GOAL: Reproduce each of the entries below word for word, keeping every line in its original order.

ENTRIES SUPPLIED:
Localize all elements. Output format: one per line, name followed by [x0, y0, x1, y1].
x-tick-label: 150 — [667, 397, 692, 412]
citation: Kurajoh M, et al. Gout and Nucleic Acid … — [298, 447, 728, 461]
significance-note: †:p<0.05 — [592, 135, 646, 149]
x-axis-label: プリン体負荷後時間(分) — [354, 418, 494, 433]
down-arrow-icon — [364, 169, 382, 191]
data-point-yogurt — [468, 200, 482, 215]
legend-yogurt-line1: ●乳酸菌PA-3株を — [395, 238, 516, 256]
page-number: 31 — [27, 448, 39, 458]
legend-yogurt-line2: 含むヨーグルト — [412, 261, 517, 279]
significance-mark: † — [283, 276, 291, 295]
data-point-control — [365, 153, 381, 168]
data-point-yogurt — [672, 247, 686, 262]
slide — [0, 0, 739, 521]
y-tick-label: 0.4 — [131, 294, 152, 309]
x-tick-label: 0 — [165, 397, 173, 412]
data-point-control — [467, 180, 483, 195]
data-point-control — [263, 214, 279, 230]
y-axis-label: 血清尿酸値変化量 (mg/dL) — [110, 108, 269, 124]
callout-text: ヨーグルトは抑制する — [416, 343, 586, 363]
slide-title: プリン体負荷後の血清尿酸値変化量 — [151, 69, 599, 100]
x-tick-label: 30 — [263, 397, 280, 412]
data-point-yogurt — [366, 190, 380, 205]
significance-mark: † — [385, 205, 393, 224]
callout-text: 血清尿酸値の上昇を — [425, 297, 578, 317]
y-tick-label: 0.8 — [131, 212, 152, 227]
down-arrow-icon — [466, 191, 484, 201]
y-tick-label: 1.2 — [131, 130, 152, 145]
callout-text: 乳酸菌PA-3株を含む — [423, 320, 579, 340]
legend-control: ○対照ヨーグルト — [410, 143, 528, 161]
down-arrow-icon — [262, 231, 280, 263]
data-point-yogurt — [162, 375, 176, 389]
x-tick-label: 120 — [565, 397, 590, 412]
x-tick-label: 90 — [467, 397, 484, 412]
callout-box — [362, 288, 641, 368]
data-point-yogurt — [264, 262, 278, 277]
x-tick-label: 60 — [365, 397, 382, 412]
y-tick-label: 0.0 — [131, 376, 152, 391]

ANSWER FOR THE TASK:
Localize all elements. Output format: one per line, name followed by [x0, y0, x1, y1].
x-tick-label: 150 — [667, 397, 692, 412]
citation: Kurajoh M, et al. Gout and Nucleic Acid … — [298, 447, 728, 461]
significance-note: †:p<0.05 — [592, 135, 646, 149]
x-axis-label: プリン体負荷後時間(分) — [354, 418, 494, 433]
down-arrow-icon — [364, 169, 382, 191]
data-point-yogurt — [468, 200, 482, 215]
legend-yogurt-line1: ●乳酸菌PA-3株を — [395, 238, 516, 256]
page-number: 31 — [27, 448, 39, 458]
legend-yogurt-line2: 含むヨーグルト — [412, 261, 517, 279]
significance-mark: † — [283, 276, 291, 295]
data-point-control — [365, 153, 381, 168]
data-point-yogurt — [672, 247, 686, 262]
slide — [0, 0, 739, 521]
y-tick-label: 0.4 — [131, 294, 152, 309]
x-tick-label: 0 — [165, 397, 173, 412]
data-point-control — [467, 180, 483, 195]
data-point-control — [263, 214, 279, 230]
y-axis-label: 血清尿酸値変化量 (mg/dL) — [110, 108, 269, 124]
callout-text: ヨーグルトは抑制する — [416, 343, 586, 363]
slide-title: プリン体負荷後の血清尿酸値変化量 — [151, 69, 599, 100]
x-tick-label: 30 — [263, 397, 280, 412]
data-point-yogurt — [366, 190, 380, 205]
significance-mark: † — [385, 205, 393, 224]
callout-text: 血清尿酸値の上昇を — [425, 297, 578, 317]
y-tick-label: 0.8 — [131, 212, 152, 227]
down-arrow-icon — [466, 191, 484, 201]
y-tick-label: 1.2 — [131, 130, 152, 145]
callout-text: 乳酸菌PA-3株を含む — [423, 320, 579, 340]
legend-control: ○対照ヨーグルト — [410, 143, 528, 161]
down-arrow-icon — [262, 231, 280, 263]
data-point-yogurt — [162, 375, 176, 389]
x-tick-label: 120 — [565, 397, 590, 412]
x-tick-label: 90 — [467, 397, 484, 412]
callout-box — [362, 288, 641, 368]
data-point-yogurt — [264, 262, 278, 277]
x-tick-label: 60 — [365, 397, 382, 412]
y-tick-label: 0.0 — [131, 376, 152, 391]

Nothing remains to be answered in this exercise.